* Source text
####

I’m looking for a forgejo cli (something similar to gh for github or glab for gitlab - neither of which I’ve ever used).
I found one named forgejo-cli and another named fgj but, from a quick look at the source, both seem to save my API key in a plaintext file, which… I just find unacceptable (and, frankly, quite dumb).
Do you know of any others?
Interesting how do you do that exactly?
I was thinking you can just start the app that has permission to read the wallet, attach a debugger and then inject code to dump the wallet. It’s definitely more complicated than reading a plain text file but not fundamentally less possible.
But really if you have that level of access it’s game over anyway and you just MitM sudo and get root access, or use one of the many local privilege escalation vulnerabilities and get root immediately.
Do what? Get another program’s secrets? Just ask the d-bus interface for them.
https://specifications.freedesktop.org/secret-service/latest/
Alternatively, eavesdrop on d-bus when secrets are being stored or retrieved.
man dbus-monitorHuh I was under the impression that you could limit it to specific applications and dbus would tell kwallet the path of the application making the request (which could be done at least vaguely securely). But upon further investigation it just uses the “appid” that the app reports which it can apparently set to anything it wants. It’s difficult to find information about this stuff though. D-bus is not very well documented at all.

####

* Information given
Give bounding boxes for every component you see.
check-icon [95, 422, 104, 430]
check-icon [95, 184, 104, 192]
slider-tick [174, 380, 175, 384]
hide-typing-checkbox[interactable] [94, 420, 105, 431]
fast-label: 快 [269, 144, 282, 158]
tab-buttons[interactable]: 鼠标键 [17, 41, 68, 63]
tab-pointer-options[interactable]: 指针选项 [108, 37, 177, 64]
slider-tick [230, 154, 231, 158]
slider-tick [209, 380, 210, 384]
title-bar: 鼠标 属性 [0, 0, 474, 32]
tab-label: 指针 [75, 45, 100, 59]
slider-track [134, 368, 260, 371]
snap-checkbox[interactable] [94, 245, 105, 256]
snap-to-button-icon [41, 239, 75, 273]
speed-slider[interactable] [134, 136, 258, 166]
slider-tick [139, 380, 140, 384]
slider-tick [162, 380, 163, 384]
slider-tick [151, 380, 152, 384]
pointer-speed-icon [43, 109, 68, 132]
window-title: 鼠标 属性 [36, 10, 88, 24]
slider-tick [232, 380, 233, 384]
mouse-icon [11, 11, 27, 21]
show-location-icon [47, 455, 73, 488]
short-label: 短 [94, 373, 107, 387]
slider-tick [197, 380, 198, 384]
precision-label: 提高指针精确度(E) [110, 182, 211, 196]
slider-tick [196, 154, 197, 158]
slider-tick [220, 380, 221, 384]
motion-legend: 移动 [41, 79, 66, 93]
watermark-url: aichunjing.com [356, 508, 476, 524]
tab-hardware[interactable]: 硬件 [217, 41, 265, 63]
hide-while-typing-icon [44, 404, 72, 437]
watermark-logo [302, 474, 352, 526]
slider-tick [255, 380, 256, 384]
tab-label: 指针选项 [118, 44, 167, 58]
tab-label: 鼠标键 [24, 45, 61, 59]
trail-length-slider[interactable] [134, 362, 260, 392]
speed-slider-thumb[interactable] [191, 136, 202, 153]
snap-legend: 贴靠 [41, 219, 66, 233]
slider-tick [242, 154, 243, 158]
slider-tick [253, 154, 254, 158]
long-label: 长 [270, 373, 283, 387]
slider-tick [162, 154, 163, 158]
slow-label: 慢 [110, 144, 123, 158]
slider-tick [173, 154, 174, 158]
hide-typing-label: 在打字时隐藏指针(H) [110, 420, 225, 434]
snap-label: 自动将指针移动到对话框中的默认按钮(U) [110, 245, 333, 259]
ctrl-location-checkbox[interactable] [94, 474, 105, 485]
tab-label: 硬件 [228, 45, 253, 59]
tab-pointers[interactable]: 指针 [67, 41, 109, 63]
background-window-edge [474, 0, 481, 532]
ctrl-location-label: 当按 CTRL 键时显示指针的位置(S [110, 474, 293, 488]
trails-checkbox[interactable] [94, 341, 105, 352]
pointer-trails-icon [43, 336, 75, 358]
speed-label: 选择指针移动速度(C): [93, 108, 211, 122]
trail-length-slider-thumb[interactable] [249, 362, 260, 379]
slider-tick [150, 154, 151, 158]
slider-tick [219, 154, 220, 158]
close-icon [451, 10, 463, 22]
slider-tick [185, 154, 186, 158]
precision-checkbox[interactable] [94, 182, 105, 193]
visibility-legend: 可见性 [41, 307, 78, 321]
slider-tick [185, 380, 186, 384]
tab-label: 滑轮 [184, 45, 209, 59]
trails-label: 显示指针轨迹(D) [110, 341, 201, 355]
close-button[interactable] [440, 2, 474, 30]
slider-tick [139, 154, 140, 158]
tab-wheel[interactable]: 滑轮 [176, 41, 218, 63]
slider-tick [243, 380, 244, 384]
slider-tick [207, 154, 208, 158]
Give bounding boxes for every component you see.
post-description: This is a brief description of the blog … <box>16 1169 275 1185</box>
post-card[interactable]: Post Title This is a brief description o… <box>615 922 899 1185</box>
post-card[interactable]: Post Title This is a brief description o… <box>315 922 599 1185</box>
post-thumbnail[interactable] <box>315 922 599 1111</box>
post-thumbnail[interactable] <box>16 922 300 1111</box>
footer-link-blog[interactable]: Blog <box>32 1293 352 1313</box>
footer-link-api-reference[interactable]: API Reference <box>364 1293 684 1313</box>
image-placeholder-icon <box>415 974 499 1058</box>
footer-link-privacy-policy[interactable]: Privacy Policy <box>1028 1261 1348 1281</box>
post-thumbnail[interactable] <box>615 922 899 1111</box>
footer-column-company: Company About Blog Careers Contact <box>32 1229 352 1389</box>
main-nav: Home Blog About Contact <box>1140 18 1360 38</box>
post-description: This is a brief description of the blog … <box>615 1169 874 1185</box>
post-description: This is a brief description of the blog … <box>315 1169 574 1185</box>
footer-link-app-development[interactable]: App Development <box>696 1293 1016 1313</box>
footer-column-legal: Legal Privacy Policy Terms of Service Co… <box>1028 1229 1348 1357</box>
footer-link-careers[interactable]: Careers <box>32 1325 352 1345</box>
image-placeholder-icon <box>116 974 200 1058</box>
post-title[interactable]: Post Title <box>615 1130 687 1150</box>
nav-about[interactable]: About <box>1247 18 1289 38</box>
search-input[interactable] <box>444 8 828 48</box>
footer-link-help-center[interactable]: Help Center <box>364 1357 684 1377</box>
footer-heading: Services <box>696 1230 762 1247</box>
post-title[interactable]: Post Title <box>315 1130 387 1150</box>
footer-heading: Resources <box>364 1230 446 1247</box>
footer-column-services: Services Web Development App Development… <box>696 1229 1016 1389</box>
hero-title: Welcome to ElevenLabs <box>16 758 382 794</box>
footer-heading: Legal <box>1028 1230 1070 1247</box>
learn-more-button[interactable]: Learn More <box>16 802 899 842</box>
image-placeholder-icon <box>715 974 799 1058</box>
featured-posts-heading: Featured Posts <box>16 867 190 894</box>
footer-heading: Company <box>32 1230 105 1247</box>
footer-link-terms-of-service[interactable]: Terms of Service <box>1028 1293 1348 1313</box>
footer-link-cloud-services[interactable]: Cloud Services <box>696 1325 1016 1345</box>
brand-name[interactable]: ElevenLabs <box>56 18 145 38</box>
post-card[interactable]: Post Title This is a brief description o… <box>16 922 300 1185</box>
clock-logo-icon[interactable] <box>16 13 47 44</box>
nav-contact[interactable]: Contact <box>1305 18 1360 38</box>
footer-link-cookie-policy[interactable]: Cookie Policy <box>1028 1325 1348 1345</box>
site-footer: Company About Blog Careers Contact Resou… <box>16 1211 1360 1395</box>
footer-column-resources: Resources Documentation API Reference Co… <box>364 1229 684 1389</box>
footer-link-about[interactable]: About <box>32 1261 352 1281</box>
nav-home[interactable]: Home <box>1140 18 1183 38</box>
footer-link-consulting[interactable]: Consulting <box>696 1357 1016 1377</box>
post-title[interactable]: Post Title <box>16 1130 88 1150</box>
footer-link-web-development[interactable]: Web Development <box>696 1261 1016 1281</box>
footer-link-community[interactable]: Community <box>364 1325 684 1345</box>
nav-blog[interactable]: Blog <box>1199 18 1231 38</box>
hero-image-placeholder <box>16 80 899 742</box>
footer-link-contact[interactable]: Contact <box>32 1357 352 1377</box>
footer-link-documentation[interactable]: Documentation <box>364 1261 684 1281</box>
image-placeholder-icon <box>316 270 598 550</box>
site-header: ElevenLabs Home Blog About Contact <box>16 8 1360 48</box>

####

* Work item A
Could you write out the part of the forgejo CLI thread between "Interesting how do" and "stored or retrieved.", inclusive?
* Work item B
Can you sum up the forgejo CLI thread in two sentences?

* Task result A
Interesting how do you do that exactly?
I was thinking you can just start the app that has permission to read the wallet, attach a debugger and then inject code to dump the wallet. It’s definitely more complicated than reading a plain text file but not fundamentally less possible.
But really if you have that level of access it’s game over anyway and you just MitM sudo and get root access, or use one of the many local privilege escalation vulnerabilities and get root immediately.
Do what? Get another program’s secrets? Just ask the d-bus interface for them.
https://specifications.freedesktop.org/secret-service/latest/
Alternatively, eavesdrop on d-bus when secrets are being stored or retrieved.

* Task result B
A user wants a Forgejo command-line client but rejects forgejo-cli and fgj because both appear to save the API key in a plaintext file. Replies argue that secrets kept in a wallet can still be obtained, for instance by attaching a debugger to an app that can read the wallet, asking the d-bus interface for them, or eavesdropping on d-bus, and one poster finds that the access check relies on an "appid" the app can set to anything.